**PROBLEM STATEMENT:** Copy whichever lines contain the string "grid".

• • •

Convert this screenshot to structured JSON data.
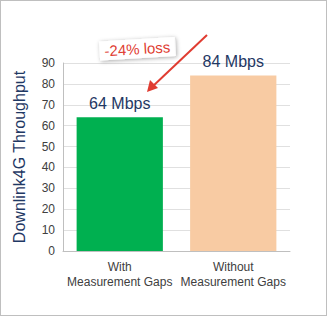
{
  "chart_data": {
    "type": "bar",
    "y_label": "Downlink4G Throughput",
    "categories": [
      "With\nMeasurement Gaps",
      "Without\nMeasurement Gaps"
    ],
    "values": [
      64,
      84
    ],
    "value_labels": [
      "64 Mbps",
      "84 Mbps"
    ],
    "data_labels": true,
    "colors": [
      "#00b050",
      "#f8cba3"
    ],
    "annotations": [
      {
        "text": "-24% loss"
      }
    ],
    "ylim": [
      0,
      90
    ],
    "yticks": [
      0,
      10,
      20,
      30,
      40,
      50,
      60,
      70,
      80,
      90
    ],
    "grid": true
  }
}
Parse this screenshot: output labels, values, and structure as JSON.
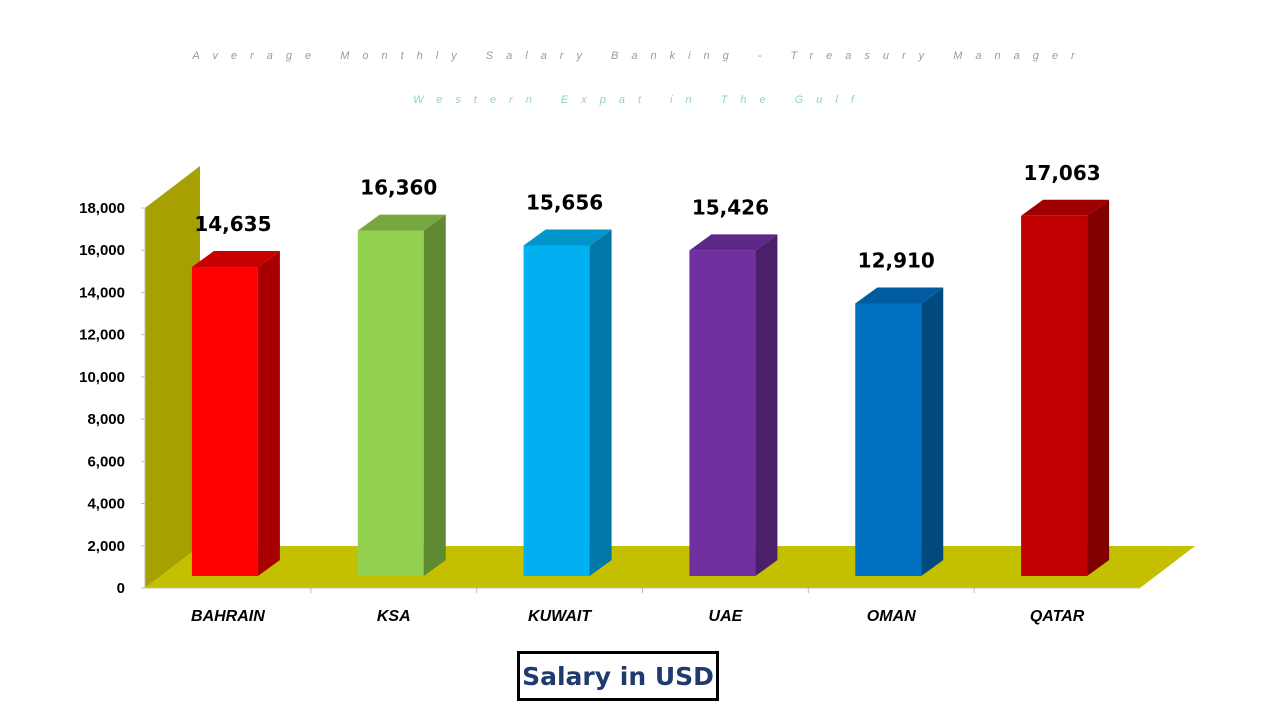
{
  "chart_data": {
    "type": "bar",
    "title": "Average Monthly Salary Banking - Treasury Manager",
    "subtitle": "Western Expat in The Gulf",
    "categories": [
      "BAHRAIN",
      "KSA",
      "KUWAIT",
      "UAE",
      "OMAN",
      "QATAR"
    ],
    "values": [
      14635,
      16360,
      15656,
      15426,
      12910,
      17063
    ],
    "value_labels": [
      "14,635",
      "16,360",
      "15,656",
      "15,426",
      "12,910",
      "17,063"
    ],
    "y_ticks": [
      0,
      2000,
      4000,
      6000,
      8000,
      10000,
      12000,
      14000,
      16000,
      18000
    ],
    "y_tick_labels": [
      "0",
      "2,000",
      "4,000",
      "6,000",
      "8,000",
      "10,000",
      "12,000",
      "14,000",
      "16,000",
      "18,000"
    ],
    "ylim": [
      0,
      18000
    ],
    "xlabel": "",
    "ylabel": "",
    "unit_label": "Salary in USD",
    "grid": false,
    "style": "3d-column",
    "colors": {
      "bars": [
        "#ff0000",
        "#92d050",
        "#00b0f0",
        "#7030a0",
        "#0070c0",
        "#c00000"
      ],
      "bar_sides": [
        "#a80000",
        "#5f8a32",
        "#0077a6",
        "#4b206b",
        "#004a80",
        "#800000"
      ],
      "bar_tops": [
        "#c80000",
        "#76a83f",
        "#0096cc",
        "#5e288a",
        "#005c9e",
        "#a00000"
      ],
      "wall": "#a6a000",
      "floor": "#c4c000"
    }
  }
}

• • •

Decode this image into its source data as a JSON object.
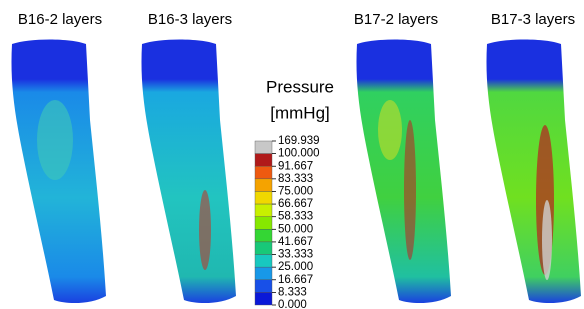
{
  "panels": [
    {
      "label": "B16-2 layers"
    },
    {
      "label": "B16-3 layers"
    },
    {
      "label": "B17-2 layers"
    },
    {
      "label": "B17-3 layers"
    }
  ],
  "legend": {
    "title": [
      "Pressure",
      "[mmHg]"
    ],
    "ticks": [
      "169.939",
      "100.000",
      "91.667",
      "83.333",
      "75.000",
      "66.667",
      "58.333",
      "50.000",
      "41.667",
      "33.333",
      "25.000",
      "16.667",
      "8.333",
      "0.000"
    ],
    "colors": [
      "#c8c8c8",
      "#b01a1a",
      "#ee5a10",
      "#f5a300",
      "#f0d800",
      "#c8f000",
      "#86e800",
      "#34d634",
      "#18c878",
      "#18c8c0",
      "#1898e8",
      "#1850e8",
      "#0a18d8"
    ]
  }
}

• • •

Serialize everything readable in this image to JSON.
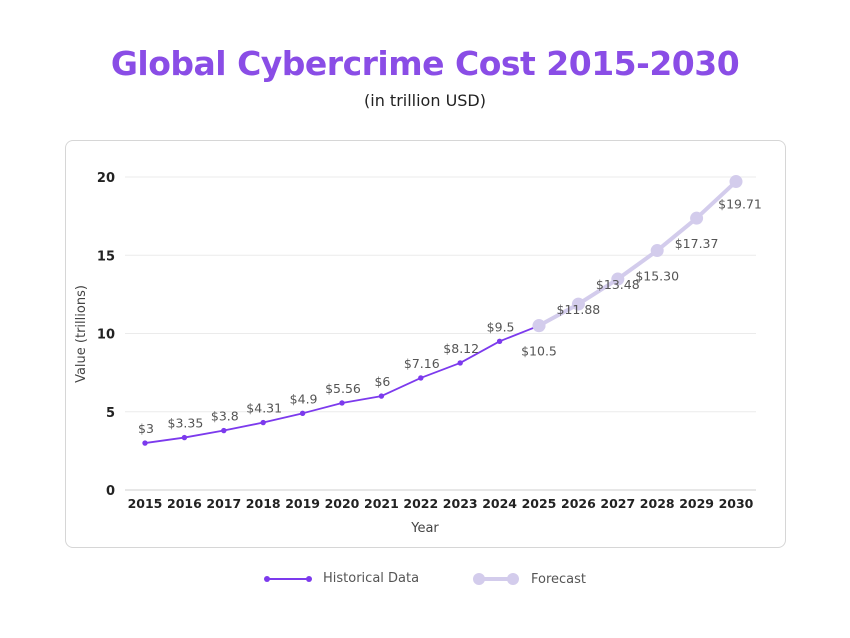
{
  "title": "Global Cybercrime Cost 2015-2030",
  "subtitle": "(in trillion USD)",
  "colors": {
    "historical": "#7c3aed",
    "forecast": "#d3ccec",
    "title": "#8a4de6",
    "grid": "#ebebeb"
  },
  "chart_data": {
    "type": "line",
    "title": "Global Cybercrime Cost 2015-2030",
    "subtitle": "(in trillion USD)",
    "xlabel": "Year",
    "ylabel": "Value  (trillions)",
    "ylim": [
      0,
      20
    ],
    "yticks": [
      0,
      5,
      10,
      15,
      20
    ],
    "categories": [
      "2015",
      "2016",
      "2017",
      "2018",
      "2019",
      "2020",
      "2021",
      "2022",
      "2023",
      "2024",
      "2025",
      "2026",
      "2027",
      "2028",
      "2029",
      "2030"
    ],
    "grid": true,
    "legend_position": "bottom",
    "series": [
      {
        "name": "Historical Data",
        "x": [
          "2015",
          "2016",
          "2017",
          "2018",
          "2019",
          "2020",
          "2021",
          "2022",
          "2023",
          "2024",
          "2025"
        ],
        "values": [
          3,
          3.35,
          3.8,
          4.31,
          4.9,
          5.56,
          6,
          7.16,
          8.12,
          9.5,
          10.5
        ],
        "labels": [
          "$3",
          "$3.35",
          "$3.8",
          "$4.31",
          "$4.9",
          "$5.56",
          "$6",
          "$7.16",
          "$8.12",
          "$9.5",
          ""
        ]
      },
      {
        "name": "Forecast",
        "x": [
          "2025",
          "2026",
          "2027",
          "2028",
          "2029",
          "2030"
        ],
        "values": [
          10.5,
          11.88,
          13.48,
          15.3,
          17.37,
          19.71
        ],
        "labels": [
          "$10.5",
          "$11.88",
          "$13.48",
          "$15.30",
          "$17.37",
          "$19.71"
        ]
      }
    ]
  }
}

• • •

**SOLUTION TO THIS PROBLEM:**
    "grid": true
    "grid": false,
    "grid": "#ebebeb"
    "grid": true,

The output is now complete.